* _WHAT YOU SHOULD DO_
Spot each line that carries the word "Physics"; copy those lines.

* _RECORDS FOR THE TASK_
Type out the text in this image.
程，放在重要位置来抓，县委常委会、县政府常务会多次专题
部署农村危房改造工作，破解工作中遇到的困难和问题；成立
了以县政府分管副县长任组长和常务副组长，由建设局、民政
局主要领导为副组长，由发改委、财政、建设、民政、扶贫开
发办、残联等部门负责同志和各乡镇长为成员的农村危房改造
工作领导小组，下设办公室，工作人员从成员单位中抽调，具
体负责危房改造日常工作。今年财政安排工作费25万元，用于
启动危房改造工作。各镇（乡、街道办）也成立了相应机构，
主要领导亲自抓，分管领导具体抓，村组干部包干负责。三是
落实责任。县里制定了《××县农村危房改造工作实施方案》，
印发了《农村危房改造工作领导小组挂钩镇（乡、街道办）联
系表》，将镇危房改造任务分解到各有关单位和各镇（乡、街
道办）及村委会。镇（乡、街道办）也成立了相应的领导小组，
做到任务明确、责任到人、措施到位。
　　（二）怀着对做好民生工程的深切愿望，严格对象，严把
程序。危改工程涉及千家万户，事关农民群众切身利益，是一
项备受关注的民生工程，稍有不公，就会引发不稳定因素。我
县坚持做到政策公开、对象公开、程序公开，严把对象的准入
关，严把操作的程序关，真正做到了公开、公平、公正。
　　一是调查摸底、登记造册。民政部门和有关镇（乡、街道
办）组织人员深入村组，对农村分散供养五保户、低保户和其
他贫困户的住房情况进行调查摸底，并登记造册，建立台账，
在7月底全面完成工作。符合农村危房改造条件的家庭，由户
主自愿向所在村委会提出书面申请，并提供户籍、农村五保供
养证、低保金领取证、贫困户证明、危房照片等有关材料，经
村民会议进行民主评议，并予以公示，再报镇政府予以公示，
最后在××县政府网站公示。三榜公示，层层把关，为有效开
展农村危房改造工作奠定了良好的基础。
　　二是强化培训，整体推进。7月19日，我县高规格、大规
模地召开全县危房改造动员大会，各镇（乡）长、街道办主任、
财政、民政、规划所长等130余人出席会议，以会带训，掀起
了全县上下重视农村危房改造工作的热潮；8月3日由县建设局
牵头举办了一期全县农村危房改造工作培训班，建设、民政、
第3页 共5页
==
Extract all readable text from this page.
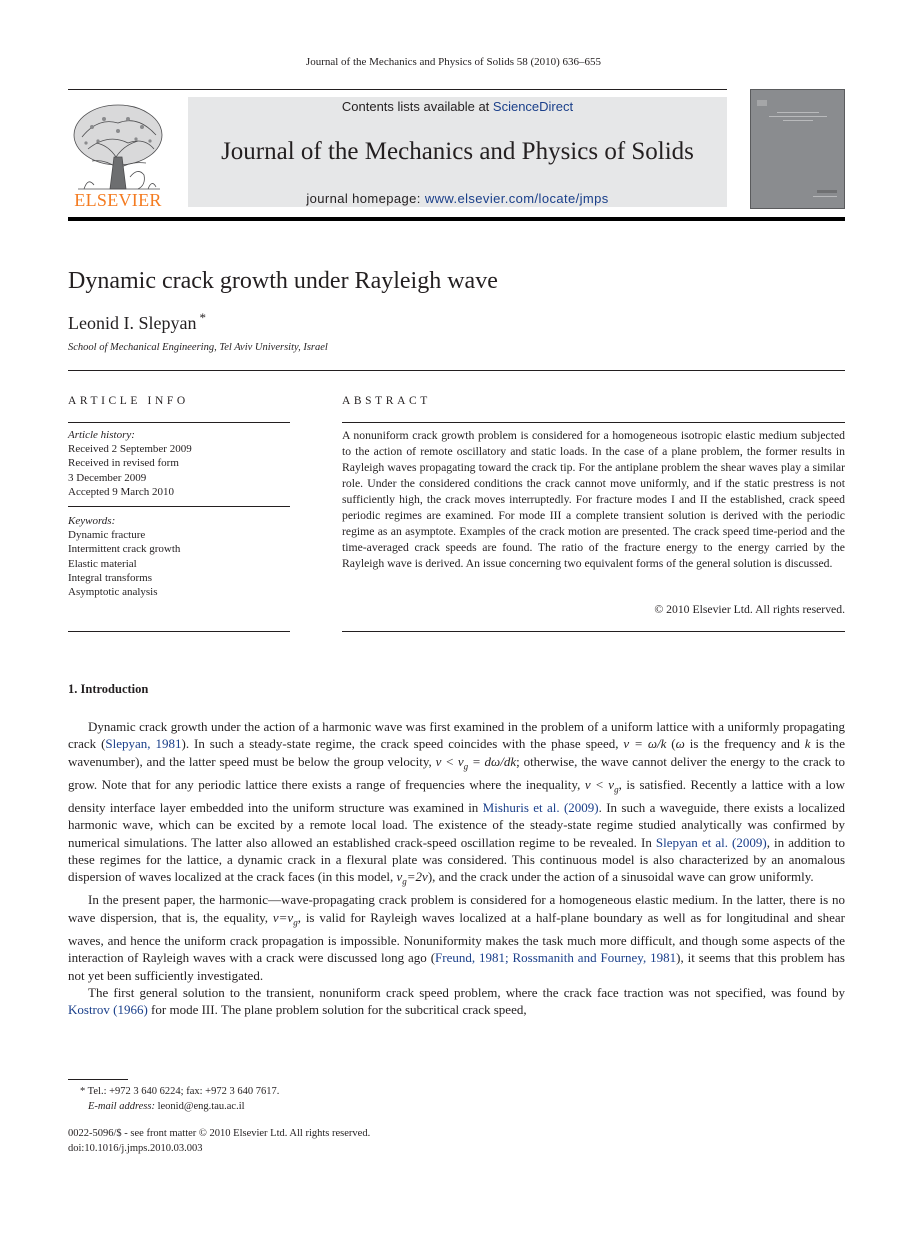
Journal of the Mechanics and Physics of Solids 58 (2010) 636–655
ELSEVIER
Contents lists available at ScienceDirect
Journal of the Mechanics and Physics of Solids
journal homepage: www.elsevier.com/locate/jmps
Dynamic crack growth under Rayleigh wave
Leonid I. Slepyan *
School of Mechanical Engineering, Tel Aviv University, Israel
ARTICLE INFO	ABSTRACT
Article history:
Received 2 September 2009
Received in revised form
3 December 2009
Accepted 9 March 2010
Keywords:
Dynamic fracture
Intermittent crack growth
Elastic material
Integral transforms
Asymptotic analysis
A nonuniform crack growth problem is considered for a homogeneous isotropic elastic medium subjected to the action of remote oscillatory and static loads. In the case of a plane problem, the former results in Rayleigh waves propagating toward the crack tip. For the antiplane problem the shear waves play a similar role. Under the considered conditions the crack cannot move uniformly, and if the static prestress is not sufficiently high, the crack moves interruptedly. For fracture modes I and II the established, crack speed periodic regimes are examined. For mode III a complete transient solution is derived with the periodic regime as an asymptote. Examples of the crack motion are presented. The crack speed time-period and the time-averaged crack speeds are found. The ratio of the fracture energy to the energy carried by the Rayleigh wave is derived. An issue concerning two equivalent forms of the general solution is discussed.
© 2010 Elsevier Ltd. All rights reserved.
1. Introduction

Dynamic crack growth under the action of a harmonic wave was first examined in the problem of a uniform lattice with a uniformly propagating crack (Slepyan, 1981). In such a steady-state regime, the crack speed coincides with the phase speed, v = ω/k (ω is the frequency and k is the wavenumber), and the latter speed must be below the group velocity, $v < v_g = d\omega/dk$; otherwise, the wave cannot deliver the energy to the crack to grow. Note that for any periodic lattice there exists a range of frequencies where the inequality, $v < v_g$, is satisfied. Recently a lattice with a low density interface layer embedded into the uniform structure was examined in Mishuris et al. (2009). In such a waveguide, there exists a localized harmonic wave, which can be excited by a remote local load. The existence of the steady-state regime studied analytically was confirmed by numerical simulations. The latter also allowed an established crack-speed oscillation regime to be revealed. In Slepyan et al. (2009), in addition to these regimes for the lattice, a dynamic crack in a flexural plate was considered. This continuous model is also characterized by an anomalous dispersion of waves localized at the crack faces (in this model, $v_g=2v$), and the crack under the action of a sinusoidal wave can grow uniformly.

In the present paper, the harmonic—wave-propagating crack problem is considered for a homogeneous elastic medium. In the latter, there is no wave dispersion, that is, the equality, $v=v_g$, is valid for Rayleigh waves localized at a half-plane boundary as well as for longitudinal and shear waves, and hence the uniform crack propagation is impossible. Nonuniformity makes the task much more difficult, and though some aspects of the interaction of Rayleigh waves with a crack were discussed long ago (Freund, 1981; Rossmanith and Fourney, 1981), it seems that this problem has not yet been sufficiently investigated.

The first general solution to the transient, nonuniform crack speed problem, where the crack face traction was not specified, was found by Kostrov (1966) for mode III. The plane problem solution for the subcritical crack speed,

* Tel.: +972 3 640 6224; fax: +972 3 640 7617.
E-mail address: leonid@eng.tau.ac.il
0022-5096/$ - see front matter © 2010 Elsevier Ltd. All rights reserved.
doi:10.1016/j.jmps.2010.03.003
--
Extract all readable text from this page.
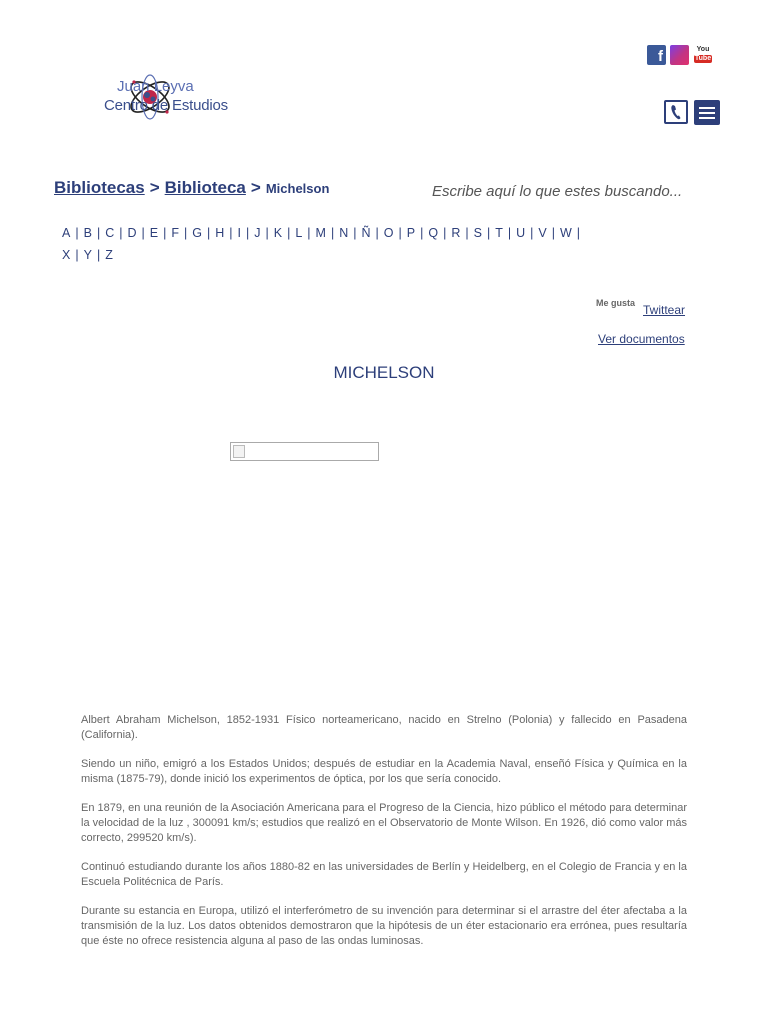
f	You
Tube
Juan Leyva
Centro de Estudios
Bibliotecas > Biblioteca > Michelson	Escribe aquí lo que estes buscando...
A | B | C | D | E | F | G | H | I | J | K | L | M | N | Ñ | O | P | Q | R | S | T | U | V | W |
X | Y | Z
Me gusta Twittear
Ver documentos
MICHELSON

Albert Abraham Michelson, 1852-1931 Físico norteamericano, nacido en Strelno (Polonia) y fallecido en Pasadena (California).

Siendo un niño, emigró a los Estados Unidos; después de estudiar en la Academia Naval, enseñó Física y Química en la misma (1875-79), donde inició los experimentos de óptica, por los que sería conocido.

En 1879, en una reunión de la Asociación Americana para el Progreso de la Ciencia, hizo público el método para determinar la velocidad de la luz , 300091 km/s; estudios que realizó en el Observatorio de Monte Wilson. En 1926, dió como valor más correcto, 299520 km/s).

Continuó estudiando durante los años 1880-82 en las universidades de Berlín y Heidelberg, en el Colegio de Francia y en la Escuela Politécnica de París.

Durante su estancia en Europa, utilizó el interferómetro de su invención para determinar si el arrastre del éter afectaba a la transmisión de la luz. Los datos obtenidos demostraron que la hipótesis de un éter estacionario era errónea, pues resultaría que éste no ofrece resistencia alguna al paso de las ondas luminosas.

* _SOLUTION FOR THIS EXERCISE_
Journal of the Mechanics and Physics of Solids 58 (2010) 636–655
Journal of the Mechanics and Physics of Solids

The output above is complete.